>>>>

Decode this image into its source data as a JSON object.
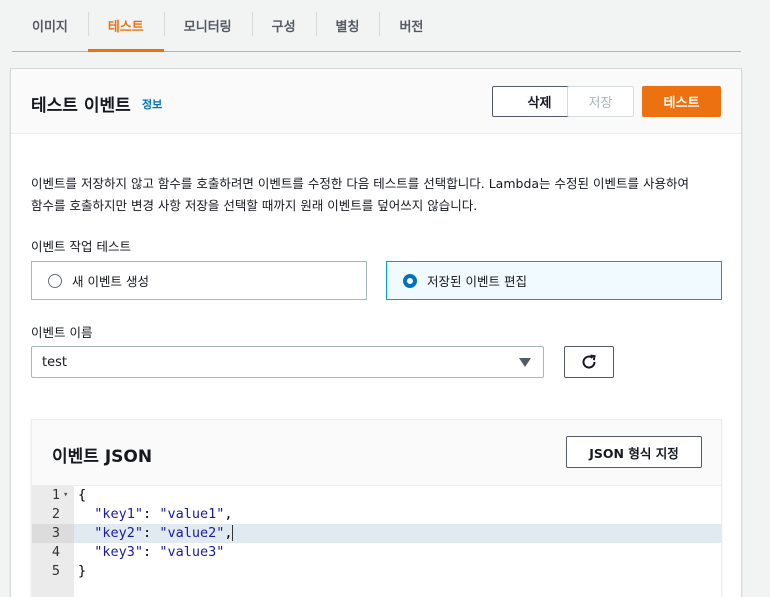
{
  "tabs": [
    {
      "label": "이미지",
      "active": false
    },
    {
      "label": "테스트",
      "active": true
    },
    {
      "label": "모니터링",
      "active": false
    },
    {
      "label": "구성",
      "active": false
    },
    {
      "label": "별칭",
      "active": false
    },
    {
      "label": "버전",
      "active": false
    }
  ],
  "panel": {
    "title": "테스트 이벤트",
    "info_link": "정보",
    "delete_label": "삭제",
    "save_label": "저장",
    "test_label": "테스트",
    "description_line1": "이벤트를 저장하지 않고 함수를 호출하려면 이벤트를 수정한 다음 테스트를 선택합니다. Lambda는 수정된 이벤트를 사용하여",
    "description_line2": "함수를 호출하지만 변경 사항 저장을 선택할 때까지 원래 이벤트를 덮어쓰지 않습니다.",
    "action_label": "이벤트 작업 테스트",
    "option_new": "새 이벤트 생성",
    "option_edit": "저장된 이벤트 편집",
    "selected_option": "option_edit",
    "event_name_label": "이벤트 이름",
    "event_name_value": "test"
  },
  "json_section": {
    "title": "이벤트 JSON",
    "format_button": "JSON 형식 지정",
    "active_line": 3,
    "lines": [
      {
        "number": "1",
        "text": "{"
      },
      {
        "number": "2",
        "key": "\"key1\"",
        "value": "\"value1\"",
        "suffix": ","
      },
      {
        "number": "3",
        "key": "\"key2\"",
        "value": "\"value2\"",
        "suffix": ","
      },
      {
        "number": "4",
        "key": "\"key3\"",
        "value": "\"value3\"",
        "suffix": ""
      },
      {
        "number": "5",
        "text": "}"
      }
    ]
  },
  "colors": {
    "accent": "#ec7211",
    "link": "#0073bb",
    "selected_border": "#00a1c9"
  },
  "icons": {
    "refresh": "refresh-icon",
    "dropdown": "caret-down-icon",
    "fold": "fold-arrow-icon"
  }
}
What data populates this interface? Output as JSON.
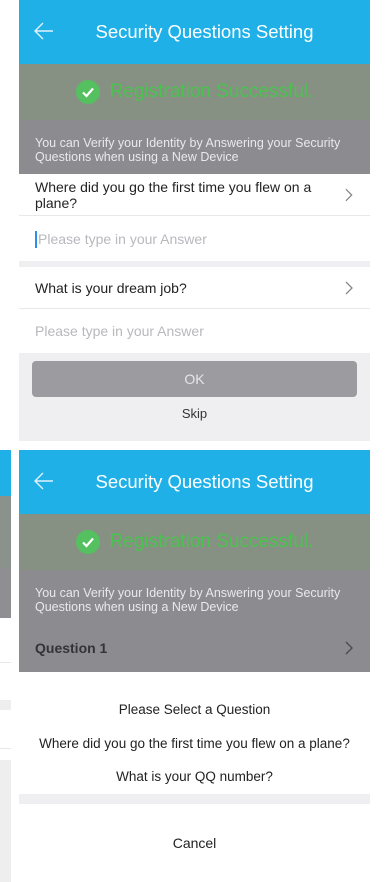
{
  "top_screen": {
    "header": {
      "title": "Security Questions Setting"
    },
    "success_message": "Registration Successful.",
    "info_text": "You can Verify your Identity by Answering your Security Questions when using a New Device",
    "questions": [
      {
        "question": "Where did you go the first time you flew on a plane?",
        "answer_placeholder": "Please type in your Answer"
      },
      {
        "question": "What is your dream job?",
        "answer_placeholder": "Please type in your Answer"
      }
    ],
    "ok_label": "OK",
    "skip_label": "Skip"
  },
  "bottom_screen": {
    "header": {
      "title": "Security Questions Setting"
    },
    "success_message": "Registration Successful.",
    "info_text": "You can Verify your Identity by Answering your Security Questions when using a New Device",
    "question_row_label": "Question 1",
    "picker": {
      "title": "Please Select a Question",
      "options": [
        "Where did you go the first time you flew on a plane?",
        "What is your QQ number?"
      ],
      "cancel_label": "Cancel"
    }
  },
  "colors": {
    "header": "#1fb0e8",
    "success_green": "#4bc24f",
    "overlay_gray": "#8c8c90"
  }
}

<<<<
>>>>

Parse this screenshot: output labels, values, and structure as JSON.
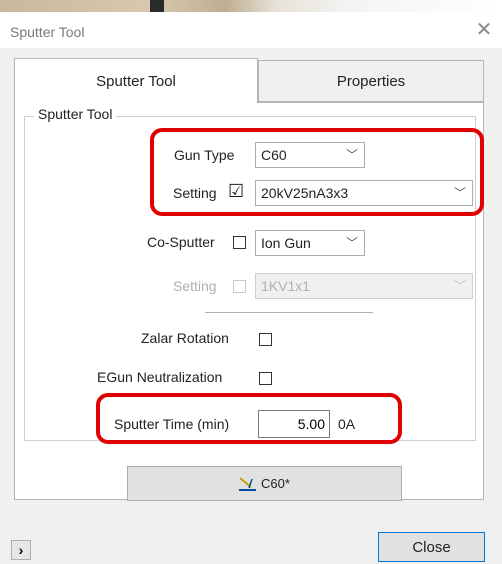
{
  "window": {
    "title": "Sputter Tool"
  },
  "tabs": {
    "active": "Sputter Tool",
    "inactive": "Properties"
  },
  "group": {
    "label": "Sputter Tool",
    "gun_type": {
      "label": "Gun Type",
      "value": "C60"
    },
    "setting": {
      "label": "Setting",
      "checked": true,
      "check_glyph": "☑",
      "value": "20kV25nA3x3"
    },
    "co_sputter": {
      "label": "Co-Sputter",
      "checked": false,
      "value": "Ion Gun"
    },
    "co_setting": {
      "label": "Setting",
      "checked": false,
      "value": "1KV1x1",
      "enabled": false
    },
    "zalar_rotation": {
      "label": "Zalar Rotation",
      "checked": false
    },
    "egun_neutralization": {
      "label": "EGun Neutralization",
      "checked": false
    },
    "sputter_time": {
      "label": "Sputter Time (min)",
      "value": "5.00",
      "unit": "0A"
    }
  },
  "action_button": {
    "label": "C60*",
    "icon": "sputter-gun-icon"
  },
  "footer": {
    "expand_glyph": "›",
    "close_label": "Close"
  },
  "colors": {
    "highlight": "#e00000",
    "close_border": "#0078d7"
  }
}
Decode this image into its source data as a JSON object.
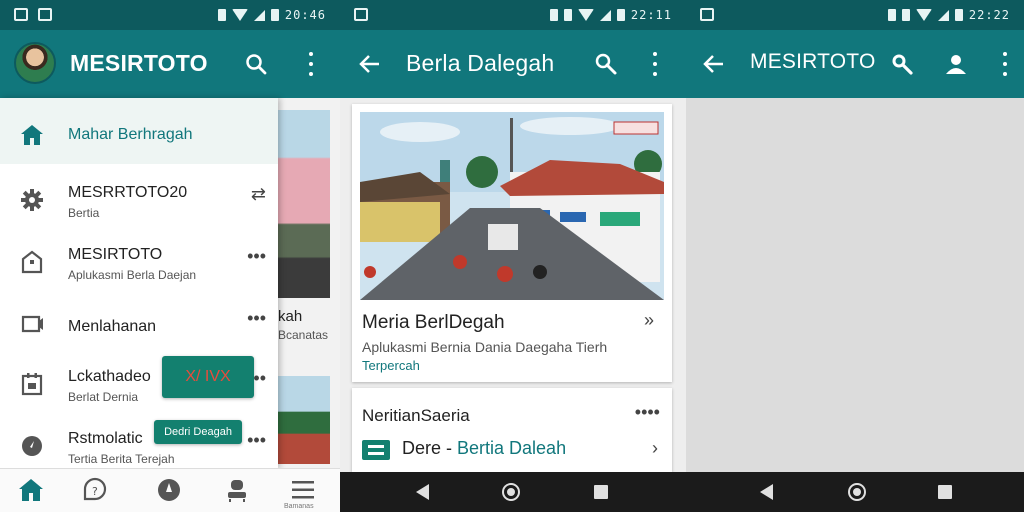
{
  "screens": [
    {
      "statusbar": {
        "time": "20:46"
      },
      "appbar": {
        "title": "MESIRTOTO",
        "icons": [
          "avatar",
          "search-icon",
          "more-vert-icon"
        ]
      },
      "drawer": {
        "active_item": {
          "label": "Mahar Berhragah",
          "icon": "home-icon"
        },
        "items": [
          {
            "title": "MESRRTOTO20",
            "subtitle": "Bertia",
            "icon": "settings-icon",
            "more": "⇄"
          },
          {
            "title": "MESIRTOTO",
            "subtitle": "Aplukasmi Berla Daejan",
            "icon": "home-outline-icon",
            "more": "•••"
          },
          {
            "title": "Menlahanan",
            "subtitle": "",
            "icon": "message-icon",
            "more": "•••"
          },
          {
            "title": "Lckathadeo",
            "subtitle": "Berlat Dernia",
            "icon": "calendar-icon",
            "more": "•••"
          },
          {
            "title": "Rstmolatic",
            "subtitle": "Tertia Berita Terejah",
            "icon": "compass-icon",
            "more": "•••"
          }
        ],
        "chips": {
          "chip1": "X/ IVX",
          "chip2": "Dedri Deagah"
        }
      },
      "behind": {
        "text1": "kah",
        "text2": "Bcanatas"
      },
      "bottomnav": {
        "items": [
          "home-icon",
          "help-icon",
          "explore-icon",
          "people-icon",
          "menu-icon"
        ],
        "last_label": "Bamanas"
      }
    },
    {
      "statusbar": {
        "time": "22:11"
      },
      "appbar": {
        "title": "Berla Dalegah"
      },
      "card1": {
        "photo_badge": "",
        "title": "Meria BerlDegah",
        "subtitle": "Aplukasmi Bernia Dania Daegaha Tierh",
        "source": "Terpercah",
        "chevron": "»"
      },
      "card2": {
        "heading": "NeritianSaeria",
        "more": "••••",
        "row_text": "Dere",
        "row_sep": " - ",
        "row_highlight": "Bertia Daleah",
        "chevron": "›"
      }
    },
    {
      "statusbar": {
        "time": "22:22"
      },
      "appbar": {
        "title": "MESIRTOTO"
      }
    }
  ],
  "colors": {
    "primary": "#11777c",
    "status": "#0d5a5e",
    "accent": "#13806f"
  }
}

<<<<

> [EXERCISE GOAL]: Filter for "plane". Return all lines that hold it.

> [RESULT]:
        "question": "Where did you go the first time you flew on a plane?",
        "Where did you go the first time you flew on a plane?",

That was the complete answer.